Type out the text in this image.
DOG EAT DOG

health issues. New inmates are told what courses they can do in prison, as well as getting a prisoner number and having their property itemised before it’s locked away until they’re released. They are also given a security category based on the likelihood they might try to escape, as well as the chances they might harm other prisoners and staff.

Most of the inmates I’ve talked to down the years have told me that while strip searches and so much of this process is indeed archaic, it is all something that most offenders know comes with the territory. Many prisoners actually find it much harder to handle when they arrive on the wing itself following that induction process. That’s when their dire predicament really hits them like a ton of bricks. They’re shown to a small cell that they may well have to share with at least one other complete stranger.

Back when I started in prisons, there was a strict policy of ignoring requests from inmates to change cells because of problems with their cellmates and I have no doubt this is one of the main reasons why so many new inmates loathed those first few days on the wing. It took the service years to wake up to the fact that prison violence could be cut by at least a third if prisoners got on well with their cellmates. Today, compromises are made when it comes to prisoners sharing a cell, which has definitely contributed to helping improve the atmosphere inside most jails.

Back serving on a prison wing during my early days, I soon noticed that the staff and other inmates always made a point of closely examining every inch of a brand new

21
------
• Directions for this task:
Every entry must appear again in the answer, exactly as written.

• Exercise output:
Type out the text in this image.
DOG EAT DOG

health issues. New inmates are told what courses they can do in prison, as well as getting a prisoner number and having their property itemised before it’s locked away until they’re released. They are also given a security category based on the likelihood they might try to escape, as well as the chances they might harm other prisoners and staff.

Most of the inmates I’ve talked to down the years have told me that while strip searches and so much of this process is indeed archaic, it is all something that most offenders know comes with the territory. Many prisoners actually find it much harder to handle when they arrive on the wing itself following that induction process. That’s when their dire predicament really hits them like a ton of bricks. They’re shown to a small cell that they may well have to share with at least one other complete stranger.

Back when I started in prisons, there was a strict policy of ignoring requests from inmates to change cells because of problems with their cellmates and I have no doubt this is one of the main reasons why so many new inmates loathed those first few days on the wing. It took the service years to wake up to the fact that prison violence could be cut by at least a third if prisoners got on well with their cellmates. Today, compromises are made when it comes to prisoners sharing a cell, which has definitely contributed to helping improve the atmosphere inside most jails.

Back serving on a prison wing during my early days, I soon noticed that the staff and other inmates always made a point of closely examining every inch of a brand new

21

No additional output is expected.